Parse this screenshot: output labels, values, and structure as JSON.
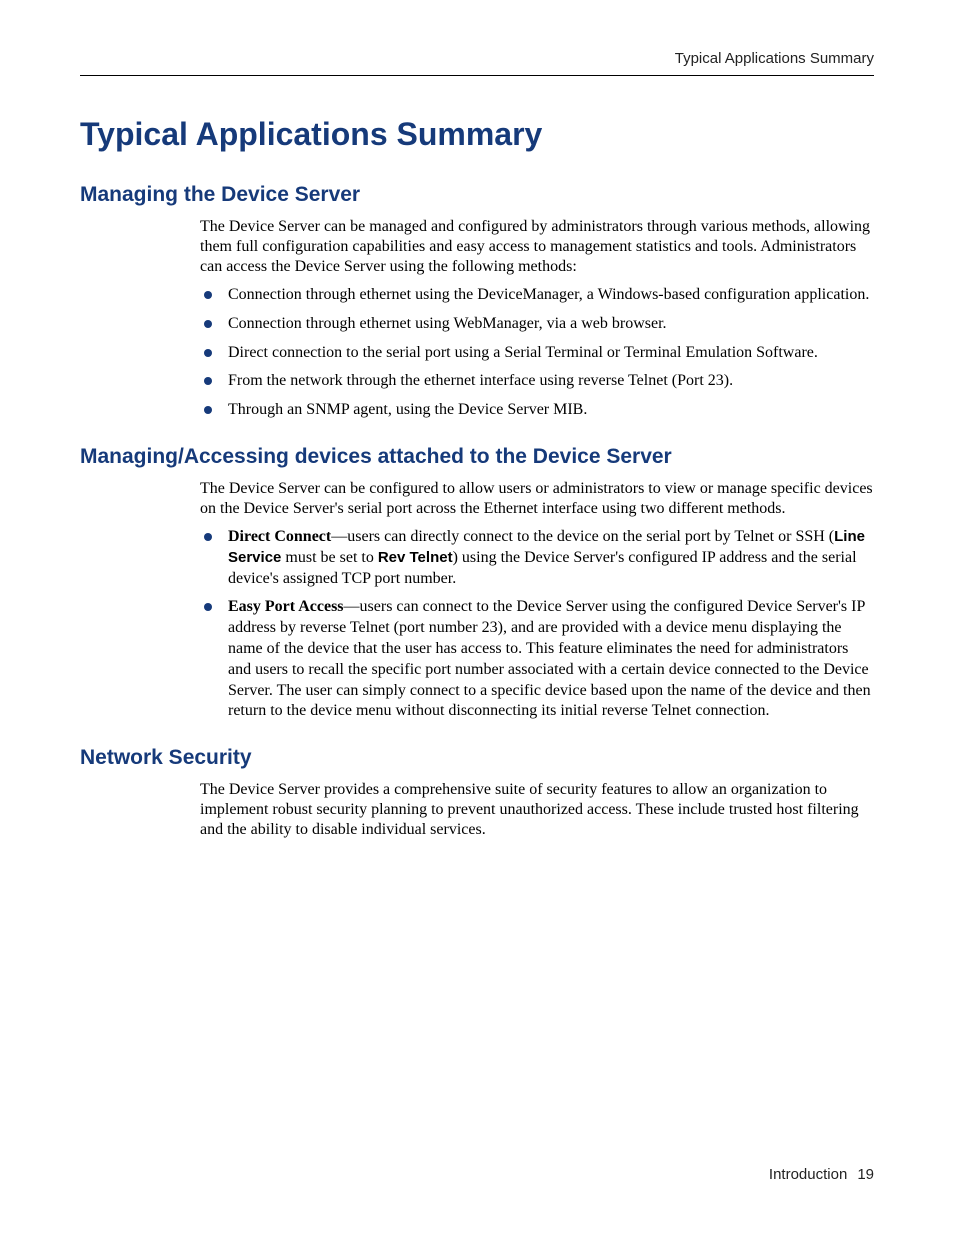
{
  "header": {
    "running_title": "Typical Applications Summary"
  },
  "title": "Typical Applications Summary",
  "sections": [
    {
      "heading": "Managing the Device Server",
      "intro": "The Device Server can be managed and configured by administrators through various methods, allowing them full configuration capabilities and easy access to management statistics and tools. Administrators can access the Device Server using the following methods:",
      "bullets": [
        {
          "text": "Connection through ethernet using the DeviceManager, a Windows-based configuration application."
        },
        {
          "text": "Connection through ethernet using WebManager, via a web browser."
        },
        {
          "text": "Direct connection to the serial port using a Serial Terminal or Terminal Emulation Software."
        },
        {
          "text": "From the network through the ethernet interface using reverse Telnet (Port 23)."
        },
        {
          "text": "Through an SNMP agent, using the Device Server MIB."
        }
      ]
    },
    {
      "heading": "Managing/Accessing devices attached to the Device Server",
      "intro": "The Device Server can be configured to allow users or administrators to view or manage specific devices on the Device Server's serial port across the Ethernet interface using two different methods.",
      "bullets": [
        {
          "lead_bold": "Direct Connect",
          "text_before_paren": "—users can directly connect to the device on the serial port by Telnet or SSH (",
          "sans_bold_1": "Line Service",
          "mid": " must be set to ",
          "sans_bold_2": "Rev Telnet",
          "text_after_paren": ") using the Device Server's configured IP address and the serial device's assigned TCP port number."
        },
        {
          "lead_bold": "Easy Port Access",
          "text": "—users can connect to the Device Server using the configured Device Server's IP address by reverse Telnet (port number 23), and are provided with a device menu displaying the name of the device that the user has access to. This feature eliminates the need for administrators and users to recall the specific port number associated with a certain device connected to the Device Server. The user can simply connect to a specific device based upon the name of the device and then return to the device menu without disconnecting its initial reverse Telnet connection."
        }
      ]
    },
    {
      "heading": "Network Security",
      "intro": "The Device Server provides a comprehensive suite of security features to allow an organization to implement robust security planning to prevent unauthorized access. These include trusted host filtering and the ability to disable individual services."
    }
  ],
  "footer": {
    "chapter": "Introduction",
    "page": "19"
  }
}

★ ★ ★ ★ ★

#### Your task
Copy all lines from the material that include "devices".

#### Correct response
      "heading": "Managing/Accessing devices attached to the Device Server",
      "intro": "The Device Server can be configured to allow users or administrators to view or manage specific devices on the Device Server's serial port across the Ethernet interface using two different methods.",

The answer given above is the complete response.